From the listing below, extract every line containing "value".

[Dataset records]
|---|

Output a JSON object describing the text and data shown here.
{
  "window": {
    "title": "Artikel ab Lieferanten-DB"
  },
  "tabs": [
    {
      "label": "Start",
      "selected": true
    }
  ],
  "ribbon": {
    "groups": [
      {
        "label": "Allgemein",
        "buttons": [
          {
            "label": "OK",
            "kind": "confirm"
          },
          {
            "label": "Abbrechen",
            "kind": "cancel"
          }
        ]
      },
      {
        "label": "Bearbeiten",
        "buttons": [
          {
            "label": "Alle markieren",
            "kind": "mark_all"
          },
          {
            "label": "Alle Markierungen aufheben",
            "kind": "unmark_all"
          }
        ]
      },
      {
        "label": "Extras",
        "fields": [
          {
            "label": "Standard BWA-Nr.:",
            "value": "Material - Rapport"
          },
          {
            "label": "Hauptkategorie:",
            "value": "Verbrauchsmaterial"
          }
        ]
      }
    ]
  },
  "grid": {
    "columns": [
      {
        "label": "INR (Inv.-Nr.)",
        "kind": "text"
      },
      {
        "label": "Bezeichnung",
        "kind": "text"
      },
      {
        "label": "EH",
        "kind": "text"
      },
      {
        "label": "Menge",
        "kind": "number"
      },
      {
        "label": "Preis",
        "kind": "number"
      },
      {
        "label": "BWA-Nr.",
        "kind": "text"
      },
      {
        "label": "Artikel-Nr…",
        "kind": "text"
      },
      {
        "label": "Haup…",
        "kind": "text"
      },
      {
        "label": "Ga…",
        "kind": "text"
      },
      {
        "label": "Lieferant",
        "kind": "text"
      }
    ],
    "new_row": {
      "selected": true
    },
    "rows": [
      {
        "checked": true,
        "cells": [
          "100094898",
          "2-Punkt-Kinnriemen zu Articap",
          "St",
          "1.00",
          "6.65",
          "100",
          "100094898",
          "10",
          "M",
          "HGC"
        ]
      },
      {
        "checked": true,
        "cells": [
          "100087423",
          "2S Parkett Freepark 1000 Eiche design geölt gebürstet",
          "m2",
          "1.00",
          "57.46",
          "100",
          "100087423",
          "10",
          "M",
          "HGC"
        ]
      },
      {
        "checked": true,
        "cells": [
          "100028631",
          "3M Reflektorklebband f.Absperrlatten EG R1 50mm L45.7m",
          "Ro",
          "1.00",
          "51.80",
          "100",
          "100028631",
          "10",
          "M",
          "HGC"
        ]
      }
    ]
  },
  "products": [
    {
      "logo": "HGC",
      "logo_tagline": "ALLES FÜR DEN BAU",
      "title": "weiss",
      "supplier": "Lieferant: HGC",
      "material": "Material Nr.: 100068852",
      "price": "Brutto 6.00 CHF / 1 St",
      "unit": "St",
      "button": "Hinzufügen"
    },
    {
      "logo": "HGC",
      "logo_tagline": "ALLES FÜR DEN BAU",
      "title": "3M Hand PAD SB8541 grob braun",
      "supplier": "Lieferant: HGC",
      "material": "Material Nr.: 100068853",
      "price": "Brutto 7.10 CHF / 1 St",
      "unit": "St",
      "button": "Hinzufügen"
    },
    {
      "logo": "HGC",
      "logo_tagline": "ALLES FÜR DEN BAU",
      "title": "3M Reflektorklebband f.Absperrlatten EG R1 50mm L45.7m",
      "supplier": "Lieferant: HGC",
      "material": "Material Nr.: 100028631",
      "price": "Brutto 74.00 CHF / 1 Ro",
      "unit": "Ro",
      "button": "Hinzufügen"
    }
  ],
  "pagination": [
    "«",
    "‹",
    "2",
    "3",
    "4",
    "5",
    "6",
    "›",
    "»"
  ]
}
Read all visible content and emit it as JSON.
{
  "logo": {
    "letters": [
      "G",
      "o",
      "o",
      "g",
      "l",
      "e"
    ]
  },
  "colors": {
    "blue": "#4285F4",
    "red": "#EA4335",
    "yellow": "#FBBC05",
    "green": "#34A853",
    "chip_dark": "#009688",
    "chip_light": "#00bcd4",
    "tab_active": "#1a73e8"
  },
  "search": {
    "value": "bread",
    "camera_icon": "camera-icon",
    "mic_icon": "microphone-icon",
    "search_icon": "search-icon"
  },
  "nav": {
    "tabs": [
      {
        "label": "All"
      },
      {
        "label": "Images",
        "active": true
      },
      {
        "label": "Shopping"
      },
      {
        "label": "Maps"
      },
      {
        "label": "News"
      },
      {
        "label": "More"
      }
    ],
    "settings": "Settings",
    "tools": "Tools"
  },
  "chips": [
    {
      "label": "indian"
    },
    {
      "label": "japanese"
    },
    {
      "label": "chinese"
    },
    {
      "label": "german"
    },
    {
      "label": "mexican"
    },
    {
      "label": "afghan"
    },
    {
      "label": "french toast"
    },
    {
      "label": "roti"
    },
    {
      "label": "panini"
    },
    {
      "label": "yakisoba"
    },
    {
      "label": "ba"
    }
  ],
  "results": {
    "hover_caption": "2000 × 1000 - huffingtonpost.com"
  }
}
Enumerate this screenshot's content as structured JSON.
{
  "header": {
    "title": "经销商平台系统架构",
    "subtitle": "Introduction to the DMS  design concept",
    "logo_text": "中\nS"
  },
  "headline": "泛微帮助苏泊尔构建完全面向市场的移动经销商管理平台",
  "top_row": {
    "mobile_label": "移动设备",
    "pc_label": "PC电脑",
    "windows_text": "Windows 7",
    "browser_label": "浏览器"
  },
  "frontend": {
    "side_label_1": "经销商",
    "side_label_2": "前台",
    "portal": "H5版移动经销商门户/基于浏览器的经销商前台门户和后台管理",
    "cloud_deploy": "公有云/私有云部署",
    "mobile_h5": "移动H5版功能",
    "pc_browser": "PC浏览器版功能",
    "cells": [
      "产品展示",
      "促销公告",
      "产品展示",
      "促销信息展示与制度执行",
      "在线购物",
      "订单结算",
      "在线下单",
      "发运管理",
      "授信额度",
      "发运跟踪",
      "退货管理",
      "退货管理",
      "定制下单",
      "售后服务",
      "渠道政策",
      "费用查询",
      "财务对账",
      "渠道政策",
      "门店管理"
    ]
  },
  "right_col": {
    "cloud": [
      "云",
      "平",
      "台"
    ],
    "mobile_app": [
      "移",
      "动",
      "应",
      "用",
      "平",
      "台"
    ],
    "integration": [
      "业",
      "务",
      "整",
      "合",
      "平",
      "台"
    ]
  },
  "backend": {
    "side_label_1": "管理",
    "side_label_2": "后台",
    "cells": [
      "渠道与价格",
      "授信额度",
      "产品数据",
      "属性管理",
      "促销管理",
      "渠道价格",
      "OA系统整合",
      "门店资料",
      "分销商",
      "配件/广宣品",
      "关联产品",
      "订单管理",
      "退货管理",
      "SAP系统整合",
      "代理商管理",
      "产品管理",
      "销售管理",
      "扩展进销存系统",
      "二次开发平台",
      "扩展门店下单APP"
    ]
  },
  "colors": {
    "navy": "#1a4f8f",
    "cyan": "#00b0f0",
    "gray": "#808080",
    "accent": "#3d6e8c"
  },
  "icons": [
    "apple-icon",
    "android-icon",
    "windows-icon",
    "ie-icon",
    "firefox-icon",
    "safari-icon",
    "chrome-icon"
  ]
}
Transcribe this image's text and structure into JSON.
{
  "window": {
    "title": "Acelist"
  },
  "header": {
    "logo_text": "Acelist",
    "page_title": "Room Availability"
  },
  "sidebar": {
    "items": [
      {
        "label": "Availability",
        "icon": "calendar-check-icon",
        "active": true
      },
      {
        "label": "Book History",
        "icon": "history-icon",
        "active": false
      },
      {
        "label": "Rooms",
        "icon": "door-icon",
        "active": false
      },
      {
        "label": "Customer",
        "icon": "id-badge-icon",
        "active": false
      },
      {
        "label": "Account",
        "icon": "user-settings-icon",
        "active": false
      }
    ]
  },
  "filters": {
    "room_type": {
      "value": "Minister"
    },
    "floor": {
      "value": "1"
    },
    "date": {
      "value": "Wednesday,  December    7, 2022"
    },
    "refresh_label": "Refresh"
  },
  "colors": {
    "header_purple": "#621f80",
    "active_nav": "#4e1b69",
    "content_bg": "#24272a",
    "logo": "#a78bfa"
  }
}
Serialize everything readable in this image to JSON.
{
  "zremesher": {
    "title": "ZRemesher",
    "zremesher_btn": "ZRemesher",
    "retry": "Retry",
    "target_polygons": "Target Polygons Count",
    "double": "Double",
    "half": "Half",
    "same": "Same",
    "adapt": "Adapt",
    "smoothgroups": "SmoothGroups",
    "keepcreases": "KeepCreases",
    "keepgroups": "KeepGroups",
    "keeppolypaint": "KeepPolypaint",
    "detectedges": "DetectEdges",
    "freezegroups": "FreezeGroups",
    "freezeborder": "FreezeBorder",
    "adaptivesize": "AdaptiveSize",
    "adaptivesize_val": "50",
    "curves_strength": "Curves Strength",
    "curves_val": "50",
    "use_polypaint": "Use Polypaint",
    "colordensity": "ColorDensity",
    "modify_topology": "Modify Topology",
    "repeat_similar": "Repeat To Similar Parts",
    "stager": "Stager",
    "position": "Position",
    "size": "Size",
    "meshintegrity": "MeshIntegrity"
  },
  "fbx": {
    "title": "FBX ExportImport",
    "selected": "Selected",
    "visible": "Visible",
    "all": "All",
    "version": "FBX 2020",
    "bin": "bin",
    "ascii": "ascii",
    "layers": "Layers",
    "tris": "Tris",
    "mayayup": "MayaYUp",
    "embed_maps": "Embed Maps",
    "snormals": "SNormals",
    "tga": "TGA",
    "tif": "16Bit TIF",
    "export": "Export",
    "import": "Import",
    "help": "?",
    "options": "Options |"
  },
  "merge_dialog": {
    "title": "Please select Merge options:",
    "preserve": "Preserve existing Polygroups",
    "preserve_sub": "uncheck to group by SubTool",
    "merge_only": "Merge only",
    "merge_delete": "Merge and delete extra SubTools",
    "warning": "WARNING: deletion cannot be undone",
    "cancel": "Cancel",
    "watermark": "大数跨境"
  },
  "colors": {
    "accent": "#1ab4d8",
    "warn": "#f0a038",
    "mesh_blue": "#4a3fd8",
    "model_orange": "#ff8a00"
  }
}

|---|

▶ [Correct result]:
            "value": "Material - Rapport"
            "value": "Verbrauchsmaterial"
    "value": "bread",
      "value": "Minister"
      "value": "1"
      "value": "Wednesday,  December    7, 2022"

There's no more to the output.